### Written task
Write out each line of the material again, word for word.

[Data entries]
****************

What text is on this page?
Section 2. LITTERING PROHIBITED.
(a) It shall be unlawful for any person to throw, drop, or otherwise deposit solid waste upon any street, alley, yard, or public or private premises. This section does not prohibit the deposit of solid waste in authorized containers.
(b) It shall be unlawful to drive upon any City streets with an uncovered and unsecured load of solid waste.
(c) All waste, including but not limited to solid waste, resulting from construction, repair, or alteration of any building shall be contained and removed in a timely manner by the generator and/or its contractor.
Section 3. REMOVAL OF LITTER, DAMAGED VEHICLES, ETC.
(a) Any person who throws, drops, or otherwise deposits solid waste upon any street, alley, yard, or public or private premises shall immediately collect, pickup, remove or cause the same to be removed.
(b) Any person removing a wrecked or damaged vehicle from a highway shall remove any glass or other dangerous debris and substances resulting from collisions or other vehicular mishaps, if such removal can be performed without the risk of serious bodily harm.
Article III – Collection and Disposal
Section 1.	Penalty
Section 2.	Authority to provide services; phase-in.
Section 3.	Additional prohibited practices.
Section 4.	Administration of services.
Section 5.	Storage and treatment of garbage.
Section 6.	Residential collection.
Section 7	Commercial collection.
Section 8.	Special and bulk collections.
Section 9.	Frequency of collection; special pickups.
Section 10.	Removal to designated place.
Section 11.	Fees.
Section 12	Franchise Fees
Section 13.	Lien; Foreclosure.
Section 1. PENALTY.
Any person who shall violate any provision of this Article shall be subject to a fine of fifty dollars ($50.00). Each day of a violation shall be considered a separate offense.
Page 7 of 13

****************

### Written solution
What text is on this page?
Section 2. LITTERING PROHIBITED.
(a) It shall be unlawful for any person to throw, drop, or otherwise deposit solid waste upon any street, alley, yard, or public or private premises. This section does not prohibit the deposit of solid waste in authorized containers.
(b) It shall be unlawful to drive upon any City streets with an uncovered and unsecured load of solid waste.
(c) All waste, including but not limited to solid waste, resulting from construction, repair, or alteration of any building shall be contained and removed in a timely manner by the generator and/or its contractor.
Section 3. REMOVAL OF LITTER, DAMAGED VEHICLES, ETC.
(a) Any person who throws, drops, or otherwise deposits solid waste upon any street, alley, yard, or public or private premises shall immediately collect, pickup, remove or cause the same to be removed.
(b) Any person removing a wrecked or damaged vehicle from a highway shall remove any glass or other dangerous debris and substances resulting from collisions or other vehicular mishaps, if such removal can be performed without the risk of serious bodily harm.
Article III – Collection and Disposal
Section 1.	Penalty
Section 2.	Authority to provide services; phase-in.
Section 3.	Additional prohibited practices.
Section 4.	Administration of services.
Section 5.	Storage and treatment of garbage.
Section 6.	Residential collection.
Section 7	Commercial collection.
Section 8.	Special and bulk collections.
Section 9.	Frequency of collection; special pickups.
Section 10.	Removal to designated place.
Section 11.	Fees.
Section 12	Franchise Fees
Section 13.	Lien; Foreclosure.
Section 1. PENALTY.
Any person who shall violate any provision of this Article shall be subject to a fine of fifty dollars ($50.00). Each day of a violation shall be considered a separate offense.
Page 7 of 13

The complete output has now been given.